=== Aim ===
Copy out the complete listing, word for word.

____

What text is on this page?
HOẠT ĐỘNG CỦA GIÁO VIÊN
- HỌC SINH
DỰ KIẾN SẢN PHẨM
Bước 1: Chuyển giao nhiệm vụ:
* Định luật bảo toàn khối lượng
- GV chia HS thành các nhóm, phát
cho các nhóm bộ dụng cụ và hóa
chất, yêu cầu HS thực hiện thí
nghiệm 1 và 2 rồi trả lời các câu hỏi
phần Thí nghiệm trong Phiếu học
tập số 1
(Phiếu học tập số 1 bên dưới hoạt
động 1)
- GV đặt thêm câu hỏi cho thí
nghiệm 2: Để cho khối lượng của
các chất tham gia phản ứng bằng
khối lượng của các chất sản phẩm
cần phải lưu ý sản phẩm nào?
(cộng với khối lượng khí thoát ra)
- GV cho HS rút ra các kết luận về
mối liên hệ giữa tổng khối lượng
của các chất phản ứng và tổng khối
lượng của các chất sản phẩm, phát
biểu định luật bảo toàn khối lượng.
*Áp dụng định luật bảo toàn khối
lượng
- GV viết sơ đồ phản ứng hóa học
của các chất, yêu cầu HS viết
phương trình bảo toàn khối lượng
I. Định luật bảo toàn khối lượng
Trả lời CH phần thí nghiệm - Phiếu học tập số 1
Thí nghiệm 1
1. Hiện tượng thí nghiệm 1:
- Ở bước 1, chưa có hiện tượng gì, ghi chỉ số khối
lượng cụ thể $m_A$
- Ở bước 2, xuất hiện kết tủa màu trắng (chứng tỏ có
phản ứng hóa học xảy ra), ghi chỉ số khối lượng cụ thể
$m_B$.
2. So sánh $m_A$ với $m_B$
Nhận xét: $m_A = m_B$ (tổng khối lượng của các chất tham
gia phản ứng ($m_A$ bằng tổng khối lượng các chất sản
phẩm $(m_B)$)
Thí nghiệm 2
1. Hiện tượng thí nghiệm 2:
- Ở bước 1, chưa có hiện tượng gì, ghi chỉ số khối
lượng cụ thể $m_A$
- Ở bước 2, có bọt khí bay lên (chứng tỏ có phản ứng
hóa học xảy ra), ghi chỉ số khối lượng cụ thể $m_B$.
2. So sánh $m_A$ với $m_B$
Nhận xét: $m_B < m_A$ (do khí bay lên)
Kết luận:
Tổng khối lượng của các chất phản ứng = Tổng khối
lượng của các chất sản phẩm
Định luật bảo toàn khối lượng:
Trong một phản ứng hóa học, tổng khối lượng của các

____

=== Output ===
What text is on this page?
HOẠT ĐỘNG CỦA GIÁO VIÊN
- HỌC SINH
DỰ KIẾN SẢN PHẨM
Bước 1: Chuyển giao nhiệm vụ:
* Định luật bảo toàn khối lượng
- GV chia HS thành các nhóm, phát
cho các nhóm bộ dụng cụ và hóa
chất, yêu cầu HS thực hiện thí
nghiệm 1 và 2 rồi trả lời các câu hỏi
phần Thí nghiệm trong Phiếu học
tập số 1
(Phiếu học tập số 1 bên dưới hoạt
động 1)
- GV đặt thêm câu hỏi cho thí
nghiệm 2: Để cho khối lượng của
các chất tham gia phản ứng bằng
khối lượng của các chất sản phẩm
cần phải lưu ý sản phẩm nào?
(cộng với khối lượng khí thoát ra)
- GV cho HS rút ra các kết luận về
mối liên hệ giữa tổng khối lượng
của các chất phản ứng và tổng khối
lượng của các chất sản phẩm, phát
biểu định luật bảo toàn khối lượng.
*Áp dụng định luật bảo toàn khối
lượng
- GV viết sơ đồ phản ứng hóa học
của các chất, yêu cầu HS viết
phương trình bảo toàn khối lượng
I. Định luật bảo toàn khối lượng
Trả lời CH phần thí nghiệm - Phiếu học tập số 1
Thí nghiệm 1
1. Hiện tượng thí nghiệm 1:
- Ở bước 1, chưa có hiện tượng gì, ghi chỉ số khối
lượng cụ thể $m_A$
- Ở bước 2, xuất hiện kết tủa màu trắng (chứng tỏ có
phản ứng hóa học xảy ra), ghi chỉ số khối lượng cụ thể
$m_B$.
2. So sánh $m_A$ với $m_B$
Nhận xét: $m_A = m_B$ (tổng khối lượng của các chất tham
gia phản ứng ($m_A$ bằng tổng khối lượng các chất sản
phẩm $(m_B)$)
Thí nghiệm 2
1. Hiện tượng thí nghiệm 2:
- Ở bước 1, chưa có hiện tượng gì, ghi chỉ số khối
lượng cụ thể $m_A$
- Ở bước 2, có bọt khí bay lên (chứng tỏ có phản ứng
hóa học xảy ra), ghi chỉ số khối lượng cụ thể $m_B$.
2. So sánh $m_A$ với $m_B$
Nhận xét: $m_B < m_A$ (do khí bay lên)
Kết luận:
Tổng khối lượng của các chất phản ứng = Tổng khối
lượng của các chất sản phẩm
Định luật bảo toàn khối lượng:
Trong một phản ứng hóa học, tổng khối lượng của các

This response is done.